## Task requirements
Restate all the material verbatim, except for the pictures.

========================

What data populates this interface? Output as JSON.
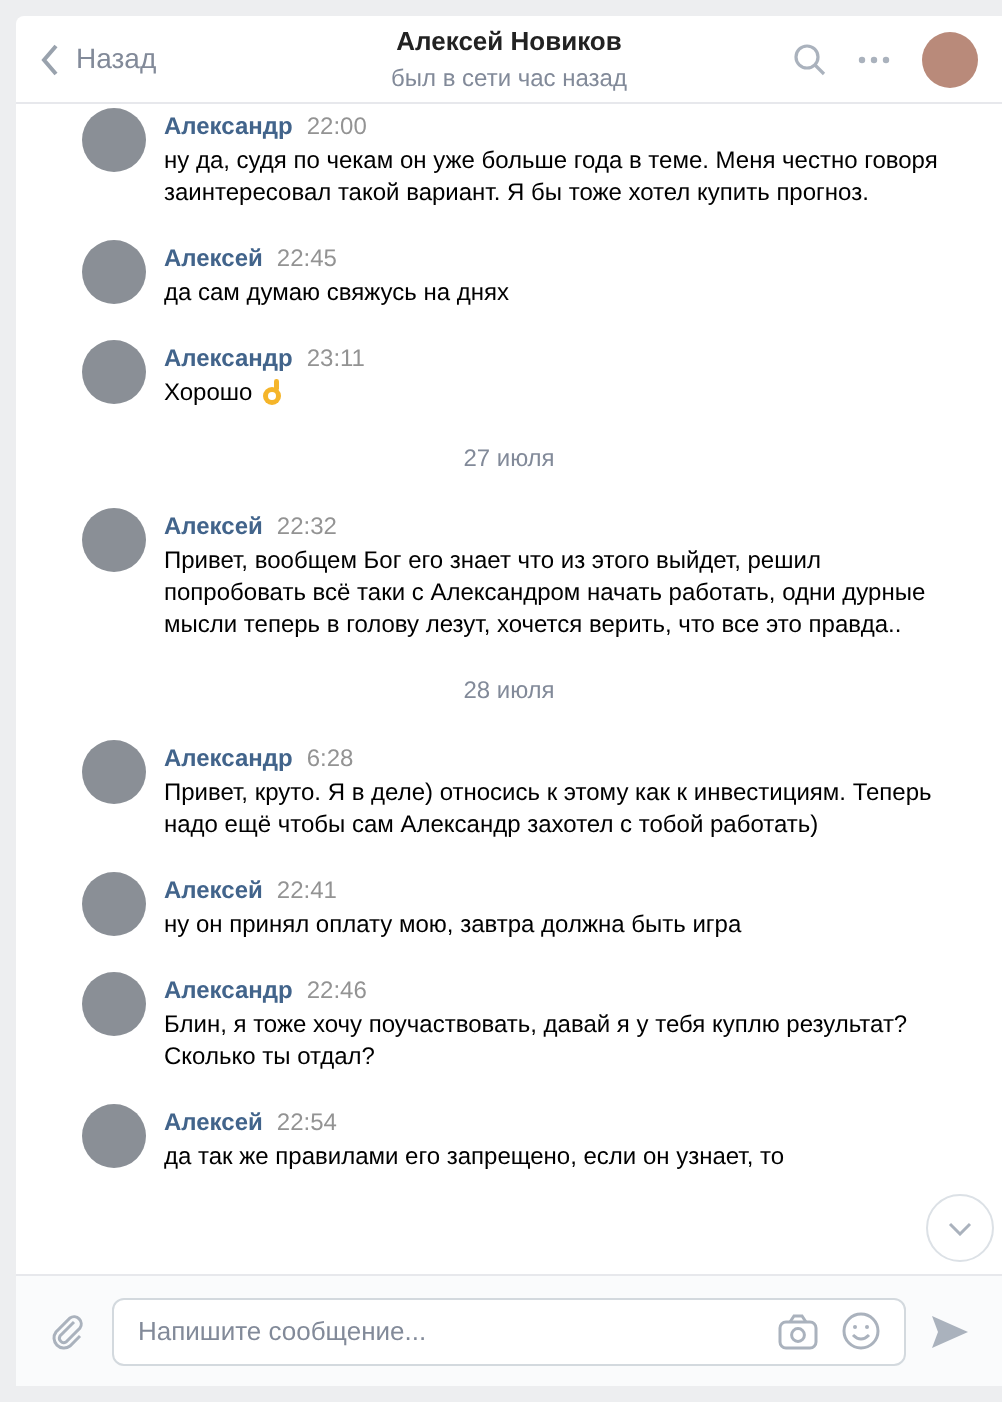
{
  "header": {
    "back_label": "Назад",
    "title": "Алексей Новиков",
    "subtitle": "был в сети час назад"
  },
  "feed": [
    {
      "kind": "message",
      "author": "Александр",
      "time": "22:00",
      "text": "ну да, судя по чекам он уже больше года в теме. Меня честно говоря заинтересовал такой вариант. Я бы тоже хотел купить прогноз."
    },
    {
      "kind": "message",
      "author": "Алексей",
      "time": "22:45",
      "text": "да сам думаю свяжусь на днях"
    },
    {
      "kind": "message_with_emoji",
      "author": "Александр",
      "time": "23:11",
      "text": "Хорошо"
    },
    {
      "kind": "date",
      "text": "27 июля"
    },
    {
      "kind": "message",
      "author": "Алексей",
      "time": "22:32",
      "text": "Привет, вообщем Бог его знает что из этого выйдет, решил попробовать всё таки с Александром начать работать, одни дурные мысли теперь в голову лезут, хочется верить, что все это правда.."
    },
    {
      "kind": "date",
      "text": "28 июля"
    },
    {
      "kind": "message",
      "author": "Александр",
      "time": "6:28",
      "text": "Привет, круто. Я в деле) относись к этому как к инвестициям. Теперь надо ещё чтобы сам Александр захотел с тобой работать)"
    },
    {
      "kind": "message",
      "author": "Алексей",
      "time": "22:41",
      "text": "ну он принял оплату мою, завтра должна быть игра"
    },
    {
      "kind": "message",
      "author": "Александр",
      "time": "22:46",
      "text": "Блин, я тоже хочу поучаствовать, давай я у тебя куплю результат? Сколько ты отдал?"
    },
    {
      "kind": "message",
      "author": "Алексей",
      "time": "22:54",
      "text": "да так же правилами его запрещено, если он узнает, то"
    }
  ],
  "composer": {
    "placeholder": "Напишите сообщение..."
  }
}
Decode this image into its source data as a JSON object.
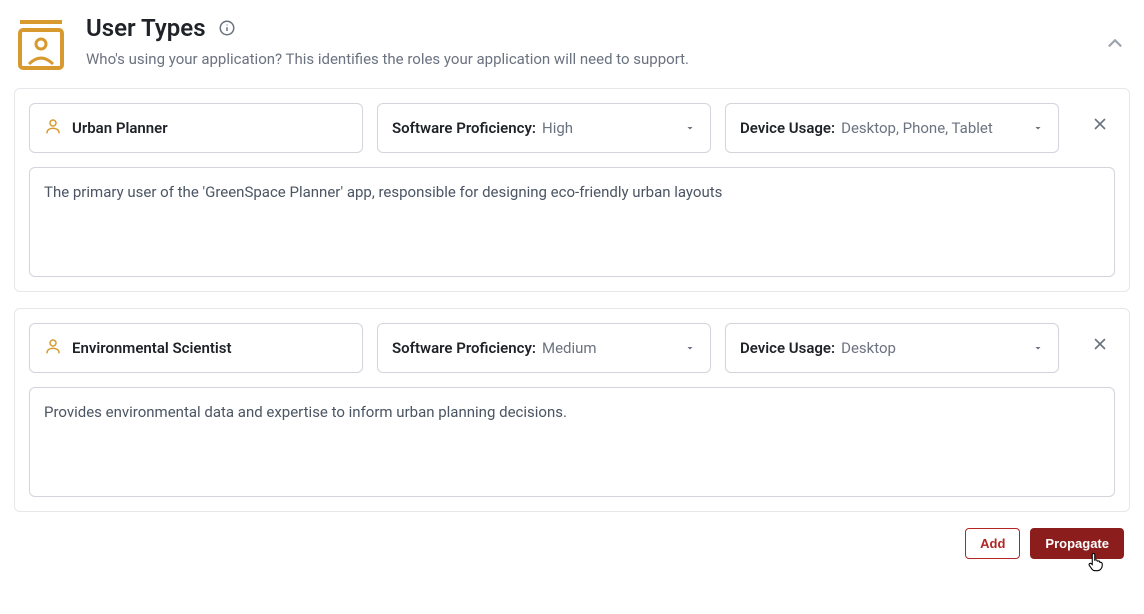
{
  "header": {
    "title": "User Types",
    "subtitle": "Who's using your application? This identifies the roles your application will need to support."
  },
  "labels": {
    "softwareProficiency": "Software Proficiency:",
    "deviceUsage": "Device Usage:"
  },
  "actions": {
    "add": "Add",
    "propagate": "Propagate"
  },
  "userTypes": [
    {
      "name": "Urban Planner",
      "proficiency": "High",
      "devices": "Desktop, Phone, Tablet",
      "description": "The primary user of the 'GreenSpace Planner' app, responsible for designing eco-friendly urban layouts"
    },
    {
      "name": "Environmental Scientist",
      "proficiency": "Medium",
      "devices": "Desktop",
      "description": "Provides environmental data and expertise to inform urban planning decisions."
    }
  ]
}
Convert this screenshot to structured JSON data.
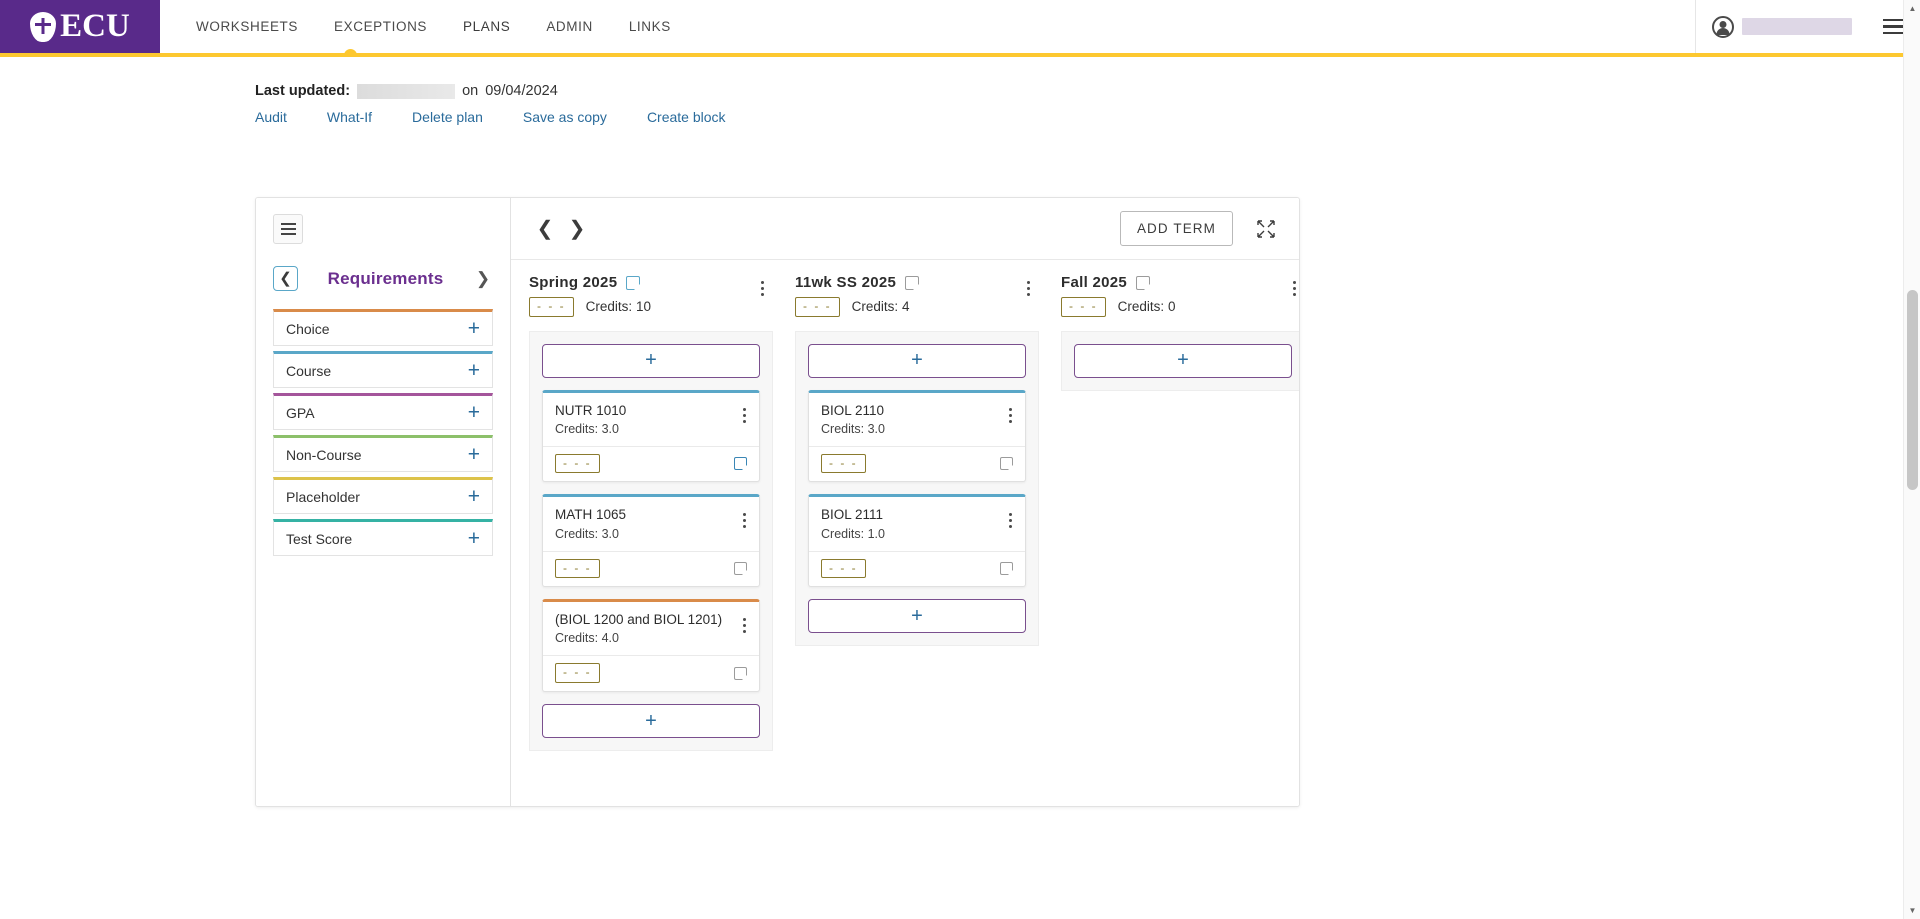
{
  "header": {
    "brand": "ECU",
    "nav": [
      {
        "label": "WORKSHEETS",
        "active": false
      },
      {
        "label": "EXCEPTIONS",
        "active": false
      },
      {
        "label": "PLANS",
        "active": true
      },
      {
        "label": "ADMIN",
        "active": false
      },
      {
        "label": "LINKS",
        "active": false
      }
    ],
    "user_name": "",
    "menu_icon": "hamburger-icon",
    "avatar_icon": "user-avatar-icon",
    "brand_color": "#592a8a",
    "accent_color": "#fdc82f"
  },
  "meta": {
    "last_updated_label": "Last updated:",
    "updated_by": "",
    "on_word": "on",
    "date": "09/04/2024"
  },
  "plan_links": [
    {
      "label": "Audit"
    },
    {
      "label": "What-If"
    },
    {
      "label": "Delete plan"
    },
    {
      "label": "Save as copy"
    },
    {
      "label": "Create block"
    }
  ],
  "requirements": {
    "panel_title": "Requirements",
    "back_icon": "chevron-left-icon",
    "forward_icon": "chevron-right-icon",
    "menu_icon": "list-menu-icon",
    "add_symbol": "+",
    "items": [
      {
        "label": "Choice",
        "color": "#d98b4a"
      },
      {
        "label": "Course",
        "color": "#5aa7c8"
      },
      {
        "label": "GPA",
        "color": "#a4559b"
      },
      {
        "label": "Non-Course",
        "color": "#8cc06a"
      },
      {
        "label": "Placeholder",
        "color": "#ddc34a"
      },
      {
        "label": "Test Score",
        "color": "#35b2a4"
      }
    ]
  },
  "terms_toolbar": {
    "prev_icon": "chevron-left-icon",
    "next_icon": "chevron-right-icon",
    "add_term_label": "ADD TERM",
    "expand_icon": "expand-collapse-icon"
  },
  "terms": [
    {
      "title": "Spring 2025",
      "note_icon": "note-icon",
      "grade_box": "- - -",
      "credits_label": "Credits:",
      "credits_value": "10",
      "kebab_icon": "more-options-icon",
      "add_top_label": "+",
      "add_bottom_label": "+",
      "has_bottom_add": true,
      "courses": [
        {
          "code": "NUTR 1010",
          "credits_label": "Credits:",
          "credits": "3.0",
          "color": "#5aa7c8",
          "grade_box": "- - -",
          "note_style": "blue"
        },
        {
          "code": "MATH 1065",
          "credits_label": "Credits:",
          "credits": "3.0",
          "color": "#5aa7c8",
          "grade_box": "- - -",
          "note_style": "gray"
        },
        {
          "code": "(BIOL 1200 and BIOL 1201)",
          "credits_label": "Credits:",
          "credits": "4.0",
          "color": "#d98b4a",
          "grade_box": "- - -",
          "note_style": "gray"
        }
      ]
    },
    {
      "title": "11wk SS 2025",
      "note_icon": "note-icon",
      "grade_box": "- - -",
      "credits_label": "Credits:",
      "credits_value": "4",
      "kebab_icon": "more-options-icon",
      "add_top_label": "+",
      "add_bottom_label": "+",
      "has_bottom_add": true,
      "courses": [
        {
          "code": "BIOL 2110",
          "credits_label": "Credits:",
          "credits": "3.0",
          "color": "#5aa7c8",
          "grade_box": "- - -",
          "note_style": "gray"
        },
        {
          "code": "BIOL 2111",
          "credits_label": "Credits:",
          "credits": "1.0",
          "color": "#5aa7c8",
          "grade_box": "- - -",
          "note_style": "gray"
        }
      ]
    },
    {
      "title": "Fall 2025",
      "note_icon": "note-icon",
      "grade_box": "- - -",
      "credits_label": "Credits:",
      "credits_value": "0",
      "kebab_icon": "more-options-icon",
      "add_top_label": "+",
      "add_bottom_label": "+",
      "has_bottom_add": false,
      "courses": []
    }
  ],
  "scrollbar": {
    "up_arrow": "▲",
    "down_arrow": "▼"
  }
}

========================

## Problem solution
What data populates this interface? Output as JSON.
{
  "header": {
    "back_label": "Назад",
    "title": "Алексей Новиков",
    "subtitle": "был в сети час назад"
  },
  "feed": [
    {
      "kind": "message",
      "author": "Александр",
      "time": "22:00",
      "text": "ну да, судя по чекам он уже больше года в теме. Меня честно говоря заинтересовал такой вариант. Я бы тоже хотел купить прогноз."
    },
    {
      "kind": "message",
      "author": "Алексей",
      "time": "22:45",
      "text": "да сам думаю свяжусь на днях"
    },
    {
      "kind": "message_with_emoji",
      "author": "Александр",
      "time": "23:11",
      "text": "Хорошо"
    },
    {
      "kind": "date",
      "text": "27 июля"
    },
    {
      "kind": "message",
      "author": "Алексей",
      "time": "22:32",
      "text": "Привет, вообщем Бог его знает что из этого выйдет, решил попробовать всё таки с Александром начать работать, одни дурные мысли теперь в голову лезут, хочется верить, что все это правда.."
    },
    {
      "kind": "date",
      "text": "28 июля"
    },
    {
      "kind": "message",
      "author": "Александр",
      "time": "6:28",
      "text": "Привет, круто. Я в деле) относись к этому как к инвестициям. Теперь надо ещё чтобы сам Александр захотел с тобой работать)"
    },
    {
      "kind": "message",
      "author": "Алексей",
      "time": "22:41",
      "text": "ну он принял оплату мою, завтра должна быть игра"
    },
    {
      "kind": "message",
      "author": "Александр",
      "time": "22:46",
      "text": "Блин, я тоже хочу поучаствовать, давай я у тебя куплю результат? Сколько ты отдал?"
    },
    {
      "kind": "message",
      "author": "Алексей",
      "time": "22:54",
      "text": "да так же правилами его запрещено, если он узнает, то"
    }
  ],
  "composer": {
    "placeholder": "Напишите сообщение..."
  }
}
Decode this image into its source data as a JSON object.
{
  "header": {
    "title": "User Types",
    "subtitle": "Who's using your application? This identifies the roles your application will need to support."
  },
  "labels": {
    "softwareProficiency": "Software Proficiency:",
    "deviceUsage": "Device Usage:"
  },
  "actions": {
    "add": "Add",
    "propagate": "Propagate"
  },
  "userTypes": [
    {
      "name": "Urban Planner",
      "proficiency": "High",
      "devices": "Desktop, Phone, Tablet",
      "description": "The primary user of the 'GreenSpace Planner' app, responsible for designing eco-friendly urban layouts"
    },
    {
      "name": "Environmental Scientist",
      "proficiency": "Medium",
      "devices": "Desktop",
      "description": "Provides environmental data and expertise to inform urban planning decisions."
    }
  ]
}
Convert this screenshot to structured JSON data.
{
  "header": {
    "brand": "ECU",
    "nav": [
      {
        "label": "WORKSHEETS",
        "active": false
      },
      {
        "label": "EXCEPTIONS",
        "active": false
      },
      {
        "label": "PLANS",
        "active": true
      },
      {
        "label": "ADMIN",
        "active": false
      },
      {
        "label": "LINKS",
        "active": false
      }
    ],
    "user_name": "",
    "menu_icon": "hamburger-icon",
    "avatar_icon": "user-avatar-icon",
    "brand_color": "#592a8a",
    "accent_color": "#fdc82f"
  },
  "meta": {
    "last_updated_label": "Last updated:",
    "updated_by": "",
    "on_word": "on",
    "date": "09/04/2024"
  },
  "plan_links": [
    {
      "label": "Audit"
    },
    {
      "label": "What-If"
    },
    {
      "label": "Delete plan"
    },
    {
      "label": "Save as copy"
    },
    {
      "label": "Create block"
    }
  ],
  "requirements": {
    "panel_title": "Requirements",
    "back_icon": "chevron-left-icon",
    "forward_icon": "chevron-right-icon",
    "menu_icon": "list-menu-icon",
    "add_symbol": "+",
    "items": [
      {
        "label": "Choice",
        "color": "#d98b4a"
      },
      {
        "label": "Course",
        "color": "#5aa7c8"
      },
      {
        "label": "GPA",
        "color": "#a4559b"
      },
      {
        "label": "Non-Course",
        "color": "#8cc06a"
      },
      {
        "label": "Placeholder",
        "color": "#ddc34a"
      },
      {
        "label": "Test Score",
        "color": "#35b2a4"
      }
    ]
  },
  "terms_toolbar": {
    "prev_icon": "chevron-left-icon",
    "next_icon": "chevron-right-icon",
    "add_term_label": "ADD TERM",
    "expand_icon": "expand-collapse-icon"
  },
  "terms": [
    {
      "title": "Spring 2025",
      "note_icon": "note-icon",
      "grade_box": "- - -",
      "credits_label": "Credits:",
      "credits_value": "10",
      "kebab_icon": "more-options-icon",
      "add_top_label": "+",
      "add_bottom_label": "+",
      "has_bottom_add": true,
      "courses": [
        {
          "code": "NUTR 1010",
          "credits_label": "Credits:",
          "credits": "3.0",
          "color": "#5aa7c8",
          "grade_box": "- - -",
          "note_style": "blue"
        },
        {
          "code": "MATH 1065",
          "credits_label": "Credits:",
          "credits": "3.0",
          "color": "#5aa7c8",
          "grade_box": "- - -",
          "note_style": "gray"
        },
        {
          "code": "(BIOL 1200 and BIOL 1201)",
          "credits_label": "Credits:",
          "credits": "4.0",
          "color": "#d98b4a",
          "grade_box": "- - -",
          "note_style": "gray"
        }
      ]
    },
    {
      "title": "11wk SS 2025",
      "note_icon": "note-icon",
      "grade_box": "- - -",
      "credits_label": "Credits:",
      "credits_value": "4",
      "kebab_icon": "more-options-icon",
      "add_top_label": "+",
      "add_bottom_label": "+",
      "has_bottom_add": true,
      "courses": [
        {
          "code": "BIOL 2110",
          "credits_label": "Credits:",
          "credits": "3.0",
          "color": "#5aa7c8",
          "grade_box": "- - -",
          "note_style": "gray"
        },
        {
          "code": "BIOL 2111",
          "credits_label": "Credits:",
          "credits": "1.0",
          "color": "#5aa7c8",
          "grade_box": "- - -",
          "note_style": "gray"
        }
      ]
    },
    {
      "title": "Fall 2025",
      "note_icon": "note-icon",
      "grade_box": "- - -",
      "credits_label": "Credits:",
      "credits_value": "0",
      "kebab_icon": "more-options-icon",
      "add_top_label": "+",
      "add_bottom_label": "+",
      "has_bottom_add": false,
      "courses": []
    }
  ],
  "scrollbar": {
    "up_arrow": "▲",
    "down_arrow": "▼"
  }
}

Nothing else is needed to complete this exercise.